(Stored records)

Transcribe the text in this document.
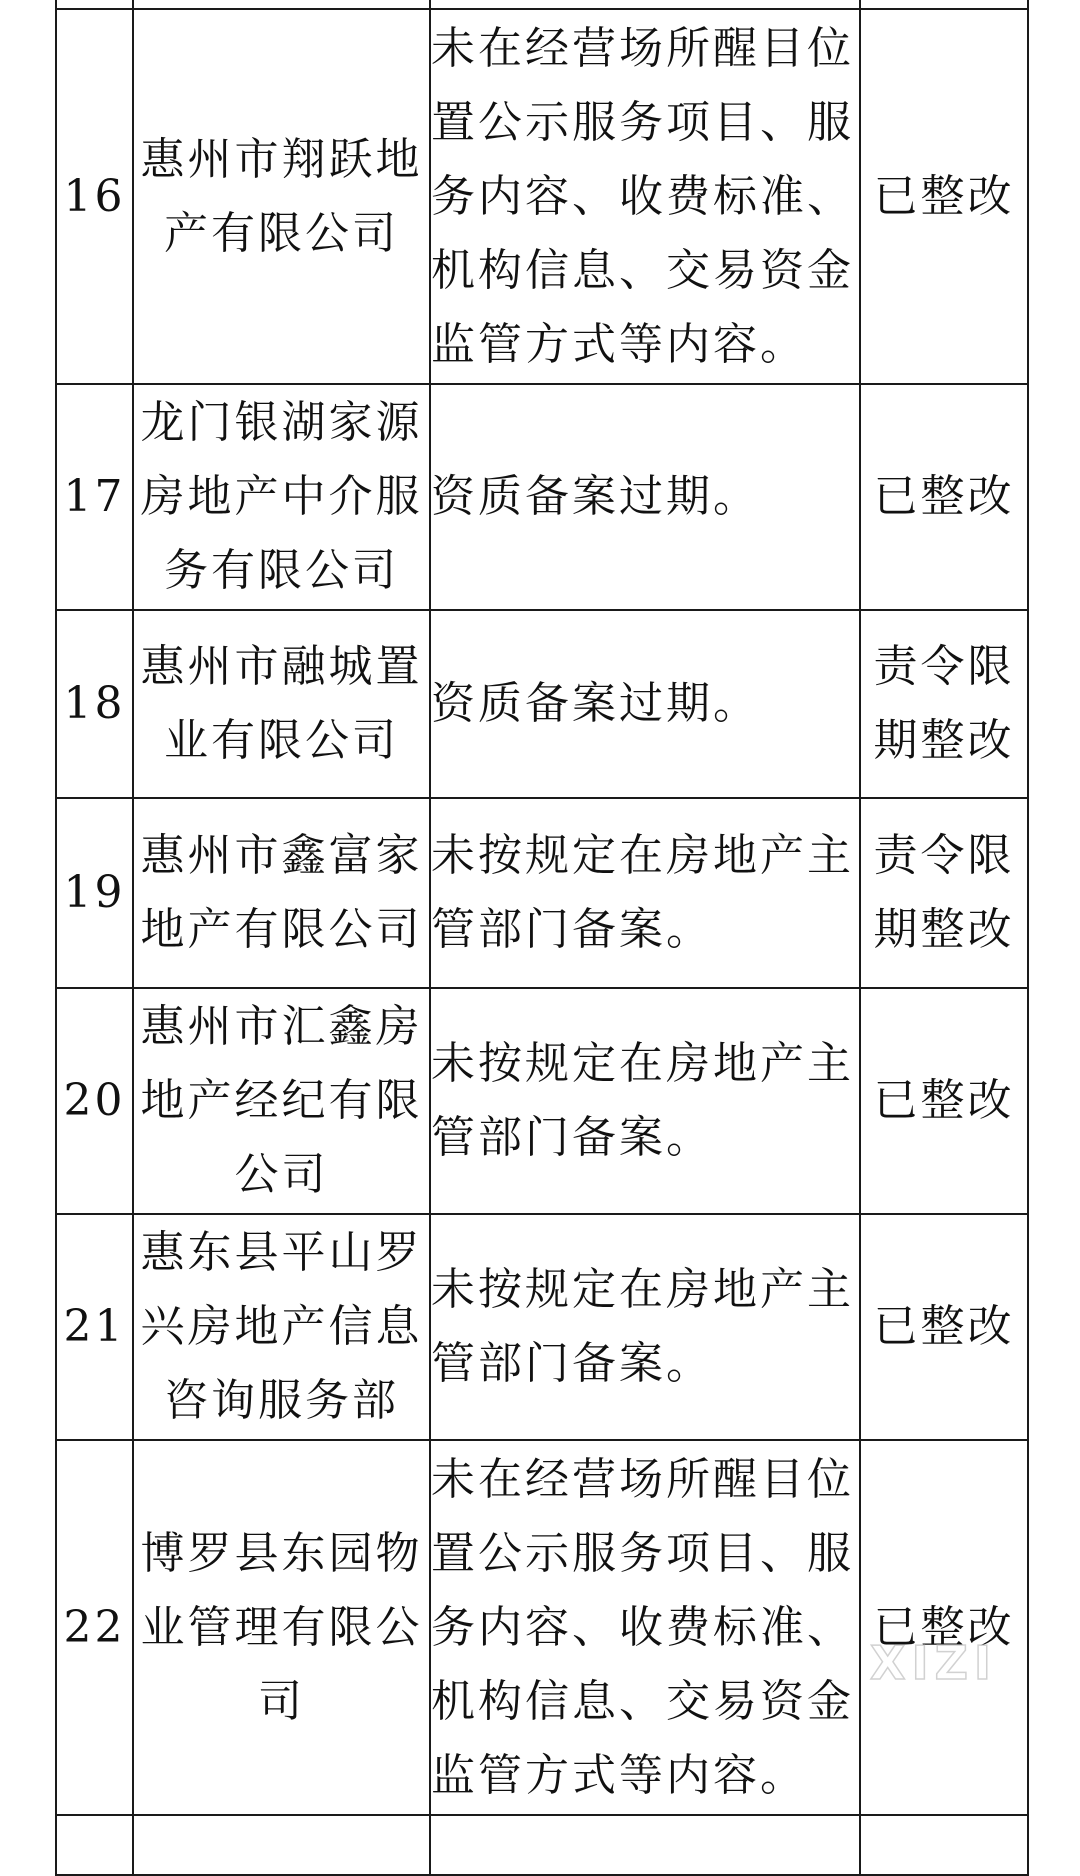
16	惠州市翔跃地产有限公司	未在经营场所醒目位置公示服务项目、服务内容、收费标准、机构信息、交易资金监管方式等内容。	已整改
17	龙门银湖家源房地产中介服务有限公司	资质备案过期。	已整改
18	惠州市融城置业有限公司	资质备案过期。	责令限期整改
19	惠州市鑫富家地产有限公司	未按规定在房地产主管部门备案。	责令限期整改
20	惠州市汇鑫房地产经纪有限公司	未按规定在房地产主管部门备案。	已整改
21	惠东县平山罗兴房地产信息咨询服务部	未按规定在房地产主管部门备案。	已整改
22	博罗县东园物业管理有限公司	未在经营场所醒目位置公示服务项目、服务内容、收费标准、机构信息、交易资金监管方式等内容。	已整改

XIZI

• GIVEN TASK: Every record gets retyped exactly; no picture goes into the copy.

• SOLUTION TO THIS PROBLEM:
Transcribe the text in this document.
16	惠州市翔跃地产有限公司	未在经营场所醒目位置公示服务项目、服务内容、收费标准、机构信息、交易资金监管方式等内容。	已整改
17	龙门银湖家源房地产中介服务有限公司	资质备案过期。	已整改
18	惠州市融城置业有限公司	资质备案过期。	责令限期整改
19	惠州市鑫富家地产有限公司	未按规定在房地产主管部门备案。	责令限期整改
20	惠州市汇鑫房地产经纪有限公司	未按规定在房地产主管部门备案。	已整改
21	惠东县平山罗兴房地产信息咨询服务部	未按规定在房地产主管部门备案。	已整改
22	博罗县东园物业管理有限公司	未在经营场所醒目位置公示服务项目、服务内容、收费标准、机构信息、交易资金监管方式等内容。	已整改

XIZI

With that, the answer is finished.